[Figure collection entries]
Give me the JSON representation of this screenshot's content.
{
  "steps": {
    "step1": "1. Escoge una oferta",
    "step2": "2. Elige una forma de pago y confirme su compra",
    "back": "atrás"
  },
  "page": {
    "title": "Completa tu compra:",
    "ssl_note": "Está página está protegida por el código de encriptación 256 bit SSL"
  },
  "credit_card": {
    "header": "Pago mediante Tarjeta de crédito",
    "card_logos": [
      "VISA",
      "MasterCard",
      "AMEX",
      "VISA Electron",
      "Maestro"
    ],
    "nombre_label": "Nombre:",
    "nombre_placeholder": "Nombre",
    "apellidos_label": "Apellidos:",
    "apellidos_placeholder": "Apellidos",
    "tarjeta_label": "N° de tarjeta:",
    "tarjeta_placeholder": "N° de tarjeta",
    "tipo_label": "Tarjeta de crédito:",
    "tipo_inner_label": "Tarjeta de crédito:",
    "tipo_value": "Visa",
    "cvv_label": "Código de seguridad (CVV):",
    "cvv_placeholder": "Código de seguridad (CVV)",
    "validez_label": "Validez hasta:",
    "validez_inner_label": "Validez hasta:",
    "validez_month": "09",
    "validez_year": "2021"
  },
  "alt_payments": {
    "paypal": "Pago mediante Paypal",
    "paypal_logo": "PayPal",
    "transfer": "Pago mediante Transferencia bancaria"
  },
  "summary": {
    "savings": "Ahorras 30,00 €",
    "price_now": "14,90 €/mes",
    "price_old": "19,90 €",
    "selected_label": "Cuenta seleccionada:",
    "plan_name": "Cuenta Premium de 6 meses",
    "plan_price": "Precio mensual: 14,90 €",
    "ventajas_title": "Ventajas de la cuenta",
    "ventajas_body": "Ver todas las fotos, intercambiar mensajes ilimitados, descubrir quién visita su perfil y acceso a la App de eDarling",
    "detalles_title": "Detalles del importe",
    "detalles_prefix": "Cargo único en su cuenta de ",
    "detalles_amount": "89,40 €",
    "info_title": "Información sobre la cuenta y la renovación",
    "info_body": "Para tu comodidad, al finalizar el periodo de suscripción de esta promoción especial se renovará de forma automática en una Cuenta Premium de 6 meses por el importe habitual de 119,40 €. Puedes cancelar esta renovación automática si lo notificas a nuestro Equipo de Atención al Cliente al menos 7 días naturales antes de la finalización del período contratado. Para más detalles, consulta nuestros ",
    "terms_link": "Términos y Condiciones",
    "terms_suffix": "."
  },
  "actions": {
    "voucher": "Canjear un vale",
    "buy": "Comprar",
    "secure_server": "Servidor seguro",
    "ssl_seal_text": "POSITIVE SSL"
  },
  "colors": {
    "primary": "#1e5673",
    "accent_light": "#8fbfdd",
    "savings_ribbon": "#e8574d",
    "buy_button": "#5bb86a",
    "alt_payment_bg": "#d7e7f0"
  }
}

**Work to be completed**:
Extract the complete listing verbatim.

**Solution below**:
Give me the JSON representation of this screenshot's content.
{
  "steps": {
    "step1": "1. Escoge una oferta",
    "step2": "2. Elige una forma de pago y confirme su compra",
    "back": "atrás"
  },
  "page": {
    "title": "Completa tu compra:",
    "ssl_note": "Está página está protegida por el código de encriptación 256 bit SSL"
  },
  "credit_card": {
    "header": "Pago mediante Tarjeta de crédito",
    "card_logos": [
      "VISA",
      "MasterCard",
      "AMEX",
      "VISA Electron",
      "Maestro"
    ],
    "nombre_label": "Nombre:",
    "nombre_placeholder": "Nombre",
    "apellidos_label": "Apellidos:",
    "apellidos_placeholder": "Apellidos",
    "tarjeta_label": "N° de tarjeta:",
    "tarjeta_placeholder": "N° de tarjeta",
    "tipo_label": "Tarjeta de crédito:",
    "tipo_inner_label": "Tarjeta de crédito:",
    "tipo_value": "Visa",
    "cvv_label": "Código de seguridad (CVV):",
    "cvv_placeholder": "Código de seguridad (CVV)",
    "validez_label": "Validez hasta:",
    "validez_inner_label": "Validez hasta:",
    "validez_month": "09",
    "validez_year": "2021"
  },
  "alt_payments": {
    "paypal": "Pago mediante Paypal",
    "paypal_logo": "PayPal",
    "transfer": "Pago mediante Transferencia bancaria"
  },
  "summary": {
    "savings": "Ahorras 30,00 €",
    "price_now": "14,90 €/mes",
    "price_old": "19,90 €",
    "selected_label": "Cuenta seleccionada:",
    "plan_name": "Cuenta Premium de 6 meses",
    "plan_price": "Precio mensual: 14,90 €",
    "ventajas_title": "Ventajas de la cuenta",
    "ventajas_body": "Ver todas las fotos, intercambiar mensajes ilimitados, descubrir quién visita su perfil y acceso a la App de eDarling",
    "detalles_title": "Detalles del importe",
    "detalles_prefix": "Cargo único en su cuenta de ",
    "detalles_amount": "89,40 €",
    "info_title": "Información sobre la cuenta y la renovación",
    "info_body": "Para tu comodidad, al finalizar el periodo de suscripción de esta promoción especial se renovará de forma automática en una Cuenta Premium de 6 meses por el importe habitual de 119,40 €. Puedes cancelar esta renovación automática si lo notificas a nuestro Equipo de Atención al Cliente al menos 7 días naturales antes de la finalización del período contratado. Para más detalles, consulta nuestros ",
    "terms_link": "Términos y Condiciones",
    "terms_suffix": "."
  },
  "actions": {
    "voucher": "Canjear un vale",
    "buy": "Comprar",
    "secure_server": "Servidor seguro",
    "ssl_seal_text": "POSITIVE SSL"
  },
  "colors": {
    "primary": "#1e5673",
    "accent_light": "#8fbfdd",
    "savings_ribbon": "#e8574d",
    "buy_button": "#5bb86a",
    "alt_payment_bg": "#d7e7f0"
  }
}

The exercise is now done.